[Figure record extracts]

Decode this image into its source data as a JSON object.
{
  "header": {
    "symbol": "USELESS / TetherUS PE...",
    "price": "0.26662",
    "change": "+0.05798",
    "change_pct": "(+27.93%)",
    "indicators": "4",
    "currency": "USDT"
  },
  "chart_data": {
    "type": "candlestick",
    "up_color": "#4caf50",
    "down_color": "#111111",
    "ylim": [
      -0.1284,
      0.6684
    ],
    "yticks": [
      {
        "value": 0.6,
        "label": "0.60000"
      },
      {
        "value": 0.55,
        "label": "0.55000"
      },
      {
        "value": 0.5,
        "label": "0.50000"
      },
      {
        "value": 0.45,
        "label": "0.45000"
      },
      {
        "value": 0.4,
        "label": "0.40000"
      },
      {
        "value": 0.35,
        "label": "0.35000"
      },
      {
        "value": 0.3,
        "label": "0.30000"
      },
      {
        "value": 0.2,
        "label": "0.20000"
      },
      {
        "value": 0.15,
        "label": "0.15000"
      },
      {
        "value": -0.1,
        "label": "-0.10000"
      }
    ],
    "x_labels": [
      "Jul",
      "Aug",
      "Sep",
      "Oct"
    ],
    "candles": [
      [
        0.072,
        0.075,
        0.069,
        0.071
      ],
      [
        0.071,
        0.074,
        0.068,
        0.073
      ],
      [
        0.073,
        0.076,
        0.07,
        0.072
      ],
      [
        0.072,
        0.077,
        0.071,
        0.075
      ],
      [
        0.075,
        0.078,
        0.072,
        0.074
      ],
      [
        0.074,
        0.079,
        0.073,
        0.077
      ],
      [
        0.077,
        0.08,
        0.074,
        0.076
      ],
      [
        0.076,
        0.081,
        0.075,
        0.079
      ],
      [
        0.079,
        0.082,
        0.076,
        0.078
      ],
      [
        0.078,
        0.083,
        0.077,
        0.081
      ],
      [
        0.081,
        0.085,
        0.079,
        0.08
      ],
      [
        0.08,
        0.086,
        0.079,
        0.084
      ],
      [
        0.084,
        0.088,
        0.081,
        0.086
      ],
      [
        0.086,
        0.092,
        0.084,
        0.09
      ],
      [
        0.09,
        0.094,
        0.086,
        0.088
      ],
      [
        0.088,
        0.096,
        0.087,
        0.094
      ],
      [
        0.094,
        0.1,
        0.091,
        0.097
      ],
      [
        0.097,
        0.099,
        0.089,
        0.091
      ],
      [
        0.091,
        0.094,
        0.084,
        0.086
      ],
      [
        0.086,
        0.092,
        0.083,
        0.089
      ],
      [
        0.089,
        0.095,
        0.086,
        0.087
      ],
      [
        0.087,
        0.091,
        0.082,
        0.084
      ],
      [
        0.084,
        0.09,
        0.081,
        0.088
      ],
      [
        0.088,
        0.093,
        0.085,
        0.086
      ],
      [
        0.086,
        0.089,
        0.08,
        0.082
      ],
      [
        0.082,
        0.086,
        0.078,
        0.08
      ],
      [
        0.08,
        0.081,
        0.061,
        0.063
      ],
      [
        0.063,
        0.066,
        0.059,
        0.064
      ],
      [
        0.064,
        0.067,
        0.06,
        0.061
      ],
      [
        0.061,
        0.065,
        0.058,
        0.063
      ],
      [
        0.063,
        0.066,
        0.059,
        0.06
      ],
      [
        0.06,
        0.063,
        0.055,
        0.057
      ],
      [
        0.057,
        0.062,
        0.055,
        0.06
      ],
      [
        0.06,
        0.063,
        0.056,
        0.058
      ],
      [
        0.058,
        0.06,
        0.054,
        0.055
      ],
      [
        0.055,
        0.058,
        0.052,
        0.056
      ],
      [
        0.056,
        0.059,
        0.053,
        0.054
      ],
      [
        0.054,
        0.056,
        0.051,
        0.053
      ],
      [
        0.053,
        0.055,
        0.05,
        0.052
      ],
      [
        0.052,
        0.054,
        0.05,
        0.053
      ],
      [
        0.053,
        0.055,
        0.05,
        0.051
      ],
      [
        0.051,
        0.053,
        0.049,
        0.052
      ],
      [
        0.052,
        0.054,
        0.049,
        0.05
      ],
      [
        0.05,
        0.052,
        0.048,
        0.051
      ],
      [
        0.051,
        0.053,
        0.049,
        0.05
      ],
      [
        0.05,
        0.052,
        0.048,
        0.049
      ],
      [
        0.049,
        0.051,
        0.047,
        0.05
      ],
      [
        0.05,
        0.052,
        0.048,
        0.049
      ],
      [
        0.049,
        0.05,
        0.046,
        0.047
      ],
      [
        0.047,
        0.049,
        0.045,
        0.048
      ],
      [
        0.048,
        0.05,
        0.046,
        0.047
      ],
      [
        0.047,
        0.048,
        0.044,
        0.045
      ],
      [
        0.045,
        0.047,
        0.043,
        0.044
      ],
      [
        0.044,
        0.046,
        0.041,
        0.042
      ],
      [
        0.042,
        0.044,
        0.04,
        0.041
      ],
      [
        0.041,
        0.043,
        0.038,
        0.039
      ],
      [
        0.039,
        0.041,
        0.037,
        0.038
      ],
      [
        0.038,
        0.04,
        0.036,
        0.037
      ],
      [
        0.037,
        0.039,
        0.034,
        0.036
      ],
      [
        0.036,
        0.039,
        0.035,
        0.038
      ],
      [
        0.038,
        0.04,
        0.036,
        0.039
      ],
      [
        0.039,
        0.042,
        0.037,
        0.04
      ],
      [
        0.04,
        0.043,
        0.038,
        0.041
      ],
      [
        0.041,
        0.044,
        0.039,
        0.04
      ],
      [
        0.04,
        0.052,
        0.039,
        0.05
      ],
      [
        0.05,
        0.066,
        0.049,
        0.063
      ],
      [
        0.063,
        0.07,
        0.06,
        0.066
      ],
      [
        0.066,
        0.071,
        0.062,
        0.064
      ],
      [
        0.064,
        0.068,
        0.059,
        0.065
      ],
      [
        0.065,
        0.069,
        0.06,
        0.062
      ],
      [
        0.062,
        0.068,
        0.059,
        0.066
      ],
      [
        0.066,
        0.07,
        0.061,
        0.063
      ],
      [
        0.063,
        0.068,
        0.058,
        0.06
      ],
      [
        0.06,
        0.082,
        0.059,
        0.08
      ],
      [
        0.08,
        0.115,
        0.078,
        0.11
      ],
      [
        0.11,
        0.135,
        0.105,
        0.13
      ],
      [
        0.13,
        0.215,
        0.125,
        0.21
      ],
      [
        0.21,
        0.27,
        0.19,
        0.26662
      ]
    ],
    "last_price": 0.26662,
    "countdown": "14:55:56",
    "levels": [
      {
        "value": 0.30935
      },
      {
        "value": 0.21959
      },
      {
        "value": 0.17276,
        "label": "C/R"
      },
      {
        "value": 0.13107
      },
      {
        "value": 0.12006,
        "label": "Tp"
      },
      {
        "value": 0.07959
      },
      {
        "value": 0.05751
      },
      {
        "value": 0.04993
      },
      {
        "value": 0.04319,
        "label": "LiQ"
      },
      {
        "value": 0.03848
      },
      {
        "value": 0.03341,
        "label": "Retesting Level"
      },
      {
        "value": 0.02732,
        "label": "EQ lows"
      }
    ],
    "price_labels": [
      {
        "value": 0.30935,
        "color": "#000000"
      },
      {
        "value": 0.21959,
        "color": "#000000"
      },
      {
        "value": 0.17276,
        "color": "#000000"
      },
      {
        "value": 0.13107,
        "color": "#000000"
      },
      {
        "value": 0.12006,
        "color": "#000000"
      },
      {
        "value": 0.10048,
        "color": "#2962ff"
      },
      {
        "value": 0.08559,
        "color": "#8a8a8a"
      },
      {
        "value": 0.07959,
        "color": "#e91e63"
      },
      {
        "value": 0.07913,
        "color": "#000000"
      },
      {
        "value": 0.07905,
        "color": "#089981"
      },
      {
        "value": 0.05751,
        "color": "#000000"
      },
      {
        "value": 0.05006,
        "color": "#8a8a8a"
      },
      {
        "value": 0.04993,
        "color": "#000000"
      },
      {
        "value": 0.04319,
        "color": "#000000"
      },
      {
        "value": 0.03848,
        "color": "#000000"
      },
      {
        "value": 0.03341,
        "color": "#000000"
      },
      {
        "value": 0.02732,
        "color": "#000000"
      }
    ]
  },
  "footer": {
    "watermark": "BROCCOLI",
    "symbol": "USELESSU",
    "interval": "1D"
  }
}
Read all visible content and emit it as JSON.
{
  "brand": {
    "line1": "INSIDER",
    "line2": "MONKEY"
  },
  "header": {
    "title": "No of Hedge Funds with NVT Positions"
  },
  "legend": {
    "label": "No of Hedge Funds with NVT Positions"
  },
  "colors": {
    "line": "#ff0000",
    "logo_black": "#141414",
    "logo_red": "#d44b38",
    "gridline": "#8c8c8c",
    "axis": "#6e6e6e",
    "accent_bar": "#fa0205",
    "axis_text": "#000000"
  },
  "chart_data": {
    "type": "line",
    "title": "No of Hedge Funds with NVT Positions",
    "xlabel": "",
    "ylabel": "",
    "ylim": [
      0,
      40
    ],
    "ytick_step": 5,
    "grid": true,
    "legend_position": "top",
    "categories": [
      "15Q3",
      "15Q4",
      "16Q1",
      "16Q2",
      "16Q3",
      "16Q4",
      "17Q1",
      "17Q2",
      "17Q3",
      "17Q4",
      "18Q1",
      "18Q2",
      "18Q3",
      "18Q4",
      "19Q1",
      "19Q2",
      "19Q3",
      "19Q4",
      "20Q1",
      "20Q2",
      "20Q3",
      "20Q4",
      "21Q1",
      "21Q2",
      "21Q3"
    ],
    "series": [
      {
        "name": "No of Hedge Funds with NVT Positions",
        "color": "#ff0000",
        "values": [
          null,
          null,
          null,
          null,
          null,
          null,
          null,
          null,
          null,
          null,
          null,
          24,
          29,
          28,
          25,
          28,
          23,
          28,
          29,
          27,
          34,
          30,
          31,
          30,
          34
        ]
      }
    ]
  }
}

Request: From the listing above, pick out each line where the word "Hedge" appears.

Result for this exercise:
    "title": "No of Hedge Funds with NVT Positions"
    "label": "No of Hedge Funds with NVT Positions"
    "title": "No of Hedge Funds with NVT Positions",
        "name": "No of Hedge Funds with NVT Positions",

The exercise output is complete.